→ Aim of the task: Set down each line of the material that follows, exactly, with no pictures.

[Start Data provided]

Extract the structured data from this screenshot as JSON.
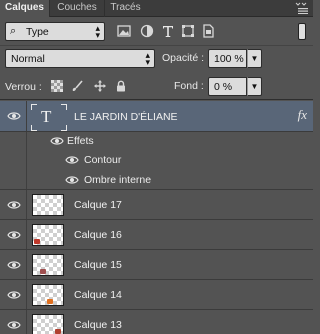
{
  "tabs": [
    {
      "label": "Calques"
    },
    {
      "label": "Couches"
    },
    {
      "label": "Tracés"
    }
  ],
  "filter": {
    "value": "Type"
  },
  "blend_mode": {
    "value": "Normal"
  },
  "opacity": {
    "label": "Opacité :",
    "value": "100 %"
  },
  "lock": {
    "label": "Verrou :"
  },
  "fill": {
    "label": "Fond :",
    "value": "0 %"
  },
  "text_layer": {
    "name": "LE JARDIN D'ÉLIANE",
    "fx_label": "fx",
    "effects_label": "Effets",
    "effects": [
      {
        "name": "Contour"
      },
      {
        "name": "Ombre interne"
      }
    ]
  },
  "layers": [
    {
      "name": "Calque 17",
      "blob_color": ""
    },
    {
      "name": "Calque 16",
      "blob_color": "#c0392b"
    },
    {
      "name": "Calque 15",
      "blob_color": "#a05050"
    },
    {
      "name": "Calque 14",
      "blob_color": "#e07020"
    },
    {
      "name": "Calque 13",
      "blob_color": "#b04030"
    }
  ],
  "colors": {
    "panel_bg": "#535353",
    "selected_row": "#596678",
    "tab_bar": "#3c3c3c"
  }
}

[End Data provided]

→ Exercise response:
Extract the structured data from this screenshot as JSON.
{
  "tabs": [
    {
      "label": "Calques"
    },
    {
      "label": "Couches"
    },
    {
      "label": "Tracés"
    }
  ],
  "filter": {
    "value": "Type"
  },
  "blend_mode": {
    "value": "Normal"
  },
  "opacity": {
    "label": "Opacité :",
    "value": "100 %"
  },
  "lock": {
    "label": "Verrou :"
  },
  "fill": {
    "label": "Fond :",
    "value": "0 %"
  },
  "text_layer": {
    "name": "LE JARDIN D'ÉLIANE",
    "fx_label": "fx",
    "effects_label": "Effets",
    "effects": [
      {
        "name": "Contour"
      },
      {
        "name": "Ombre interne"
      }
    ]
  },
  "layers": [
    {
      "name": "Calque 17",
      "blob_color": ""
    },
    {
      "name": "Calque 16",
      "blob_color": "#c0392b"
    },
    {
      "name": "Calque 15",
      "blob_color": "#a05050"
    },
    {
      "name": "Calque 14",
      "blob_color": "#e07020"
    },
    {
      "name": "Calque 13",
      "blob_color": "#b04030"
    }
  ],
  "colors": {
    "panel_bg": "#535353",
    "selected_row": "#596678",
    "tab_bar": "#3c3c3c"
  }
}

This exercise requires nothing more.